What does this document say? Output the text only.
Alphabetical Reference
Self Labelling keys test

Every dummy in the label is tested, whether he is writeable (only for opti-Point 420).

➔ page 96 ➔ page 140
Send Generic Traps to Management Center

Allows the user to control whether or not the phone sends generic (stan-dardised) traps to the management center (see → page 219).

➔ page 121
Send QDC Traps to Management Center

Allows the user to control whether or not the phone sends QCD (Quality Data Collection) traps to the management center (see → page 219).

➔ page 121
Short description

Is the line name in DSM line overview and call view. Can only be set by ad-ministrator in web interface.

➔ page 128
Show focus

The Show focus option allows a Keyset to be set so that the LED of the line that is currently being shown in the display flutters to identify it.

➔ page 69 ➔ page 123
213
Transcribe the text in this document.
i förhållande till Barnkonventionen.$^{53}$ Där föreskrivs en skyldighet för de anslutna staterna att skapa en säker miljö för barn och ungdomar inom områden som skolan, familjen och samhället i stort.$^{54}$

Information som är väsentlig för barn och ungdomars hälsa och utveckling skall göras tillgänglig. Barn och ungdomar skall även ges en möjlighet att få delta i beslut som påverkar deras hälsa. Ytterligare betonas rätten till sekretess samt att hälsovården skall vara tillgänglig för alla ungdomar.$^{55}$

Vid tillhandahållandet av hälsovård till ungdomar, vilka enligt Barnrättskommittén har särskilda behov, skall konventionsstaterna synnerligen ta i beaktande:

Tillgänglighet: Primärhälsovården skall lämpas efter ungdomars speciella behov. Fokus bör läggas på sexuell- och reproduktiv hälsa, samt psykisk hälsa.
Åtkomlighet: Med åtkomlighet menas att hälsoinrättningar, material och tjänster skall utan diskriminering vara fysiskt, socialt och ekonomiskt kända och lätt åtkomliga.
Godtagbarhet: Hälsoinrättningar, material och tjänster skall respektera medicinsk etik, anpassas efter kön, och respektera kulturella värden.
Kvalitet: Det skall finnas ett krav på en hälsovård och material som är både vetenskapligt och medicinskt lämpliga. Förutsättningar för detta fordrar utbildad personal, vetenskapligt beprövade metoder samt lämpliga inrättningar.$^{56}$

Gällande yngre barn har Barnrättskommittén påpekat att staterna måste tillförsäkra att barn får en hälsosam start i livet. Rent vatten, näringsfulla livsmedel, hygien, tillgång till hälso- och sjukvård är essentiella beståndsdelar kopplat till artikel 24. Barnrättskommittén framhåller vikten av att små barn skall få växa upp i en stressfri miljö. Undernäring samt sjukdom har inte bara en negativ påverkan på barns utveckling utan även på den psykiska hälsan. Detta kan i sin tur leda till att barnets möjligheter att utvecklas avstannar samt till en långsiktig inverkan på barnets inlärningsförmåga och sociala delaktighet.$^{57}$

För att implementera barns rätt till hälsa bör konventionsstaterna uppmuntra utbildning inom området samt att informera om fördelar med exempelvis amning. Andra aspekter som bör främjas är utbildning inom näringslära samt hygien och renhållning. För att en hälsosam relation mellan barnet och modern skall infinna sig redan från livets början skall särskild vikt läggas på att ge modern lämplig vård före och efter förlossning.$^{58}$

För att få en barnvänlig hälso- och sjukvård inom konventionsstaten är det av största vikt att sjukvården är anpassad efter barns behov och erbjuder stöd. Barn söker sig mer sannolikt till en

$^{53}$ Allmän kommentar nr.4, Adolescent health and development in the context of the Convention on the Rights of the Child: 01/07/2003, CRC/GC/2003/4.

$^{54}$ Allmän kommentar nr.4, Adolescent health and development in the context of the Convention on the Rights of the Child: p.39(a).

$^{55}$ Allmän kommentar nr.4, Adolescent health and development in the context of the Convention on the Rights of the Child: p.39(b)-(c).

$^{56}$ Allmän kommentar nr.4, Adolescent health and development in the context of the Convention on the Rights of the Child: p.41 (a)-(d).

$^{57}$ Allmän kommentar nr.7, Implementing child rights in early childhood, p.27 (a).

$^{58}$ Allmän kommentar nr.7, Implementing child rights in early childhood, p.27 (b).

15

> _What the task asks_:
Say, as a bare number, how many lines in the entries above include the string "behov".

> _Answer to the exercise_:
3